- [Goal] Show all lines from the data that include the word "Articles".

- [Task data]

··········

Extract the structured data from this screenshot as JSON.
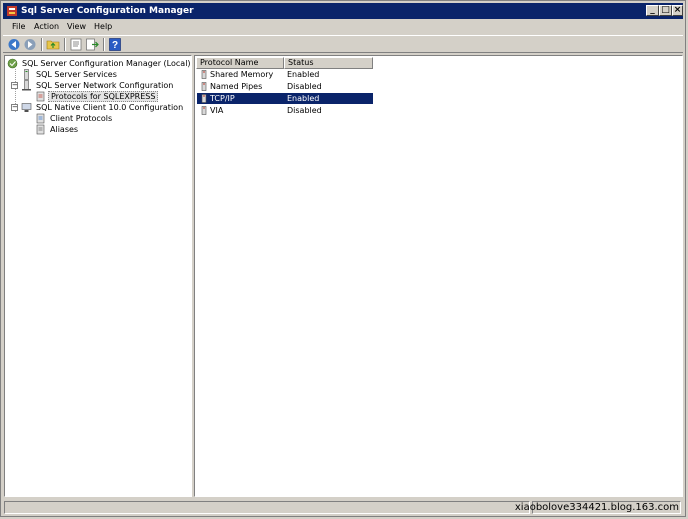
{
  "window": {
    "title": "Sql Server Configuration Manager"
  },
  "menu": [
    {
      "label": "File"
    },
    {
      "label": "Action"
    },
    {
      "label": "View"
    },
    {
      "label": "Help"
    }
  ],
  "toolbar": [
    "back-icon",
    "forward-icon",
    "up-folder-icon",
    "properties-icon",
    "export-icon",
    "help-icon"
  ],
  "tree": {
    "root": "SQL Server Configuration Manager (Local)",
    "services": "SQL Server Services",
    "network_config": "SQL Server Network Configuration",
    "protocols": "Protocols for SQLEXPRESS",
    "native_client": "SQL Native Client 10.0 Configuration",
    "client_protocols": "Client Protocols",
    "aliases": "Aliases"
  },
  "list": {
    "columns": [
      "Protocol Name",
      "Status"
    ],
    "rows": [
      {
        "name": "Shared Memory",
        "status": "Enabled"
      },
      {
        "name": "Named Pipes",
        "status": "Disabled"
      },
      {
        "name": "TCP/IP",
        "status": "Enabled"
      },
      {
        "name": "VIA",
        "status": "Disabled"
      }
    ],
    "selected": "TCP/IP"
  },
  "status_bar": {
    "watermark": "xiaobolove334421.blog.163.com"
  },
  "colors": {
    "titlebar": "#0a246a",
    "selection": "#0a246a",
    "chrome": "#d4d0c8"
  }
}
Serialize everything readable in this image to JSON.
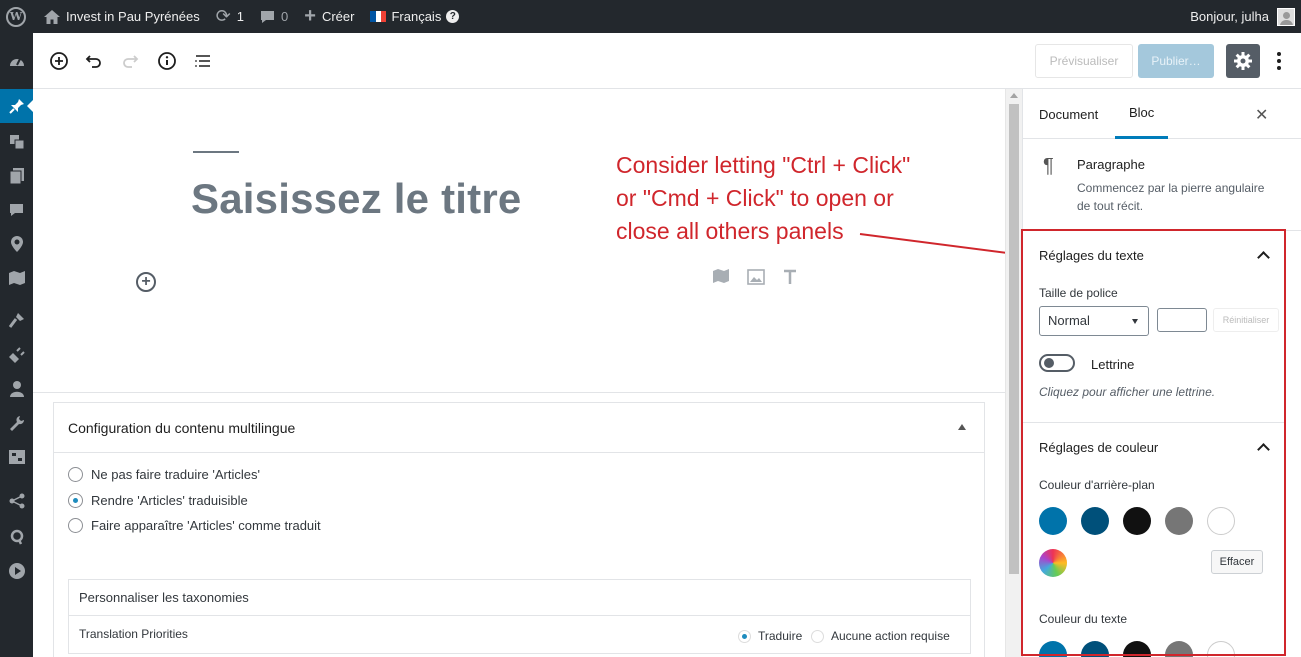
{
  "adminbar": {
    "site_name": "Invest in Pau Pyrénées",
    "updates_count": "1",
    "comments_count": "0",
    "new_label": "Créer",
    "language_label": "Français",
    "greeting": "Bonjour, julha"
  },
  "toolbar": {
    "preview_label": "Prévisualiser",
    "publish_label": "Publier…"
  },
  "editor": {
    "title_placeholder": "Saisissez le titre"
  },
  "annotation": {
    "line1": "Consider letting \"Ctrl + Click\"",
    "line2": "or \"Cmd + Click\" to open or",
    "line3": "close all others panels"
  },
  "metabox": {
    "title": "Configuration du contenu multilingue",
    "options": [
      "Ne pas faire traduire 'Articles'",
      "Rendre 'Articles' traduisible",
      "Faire apparaître 'Articles' comme traduit"
    ],
    "selected_index": 1,
    "taxonomies_title": "Personnaliser les taxonomies",
    "taxonomy_row_label": "Translation Priorities",
    "taxonomy_options": [
      "Traduire",
      "Aucune action requise"
    ]
  },
  "sidebar": {
    "tab_document": "Document",
    "tab_block": "Bloc",
    "block_name": "Paragraphe",
    "block_description": "Commencez par la pierre angulaire de tout récit.",
    "text_settings": {
      "title": "Réglages du texte",
      "font_size_label": "Taille de police",
      "font_size_value": "Normal",
      "reset_label": "Réinitialiser",
      "dropcap_label": "Lettrine",
      "dropcap_help": "Cliquez pour afficher une lettrine."
    },
    "color_settings": {
      "title": "Réglages de couleur",
      "background_label": "Couleur d'arrière-plan",
      "clear_label": "Effacer",
      "text_color_label": "Couleur du texte"
    }
  },
  "colors": {
    "palette": [
      "#0073aa",
      "#00507a",
      "#111111",
      "#767676",
      "#ffffff"
    ],
    "annotation": "#d0262c"
  }
}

··········

- [The reply]
      "Ne pas faire traduire 'Articles'",
      "Rendre 'Articles' traduisible",
      "Faire apparaître 'Articles' comme traduit"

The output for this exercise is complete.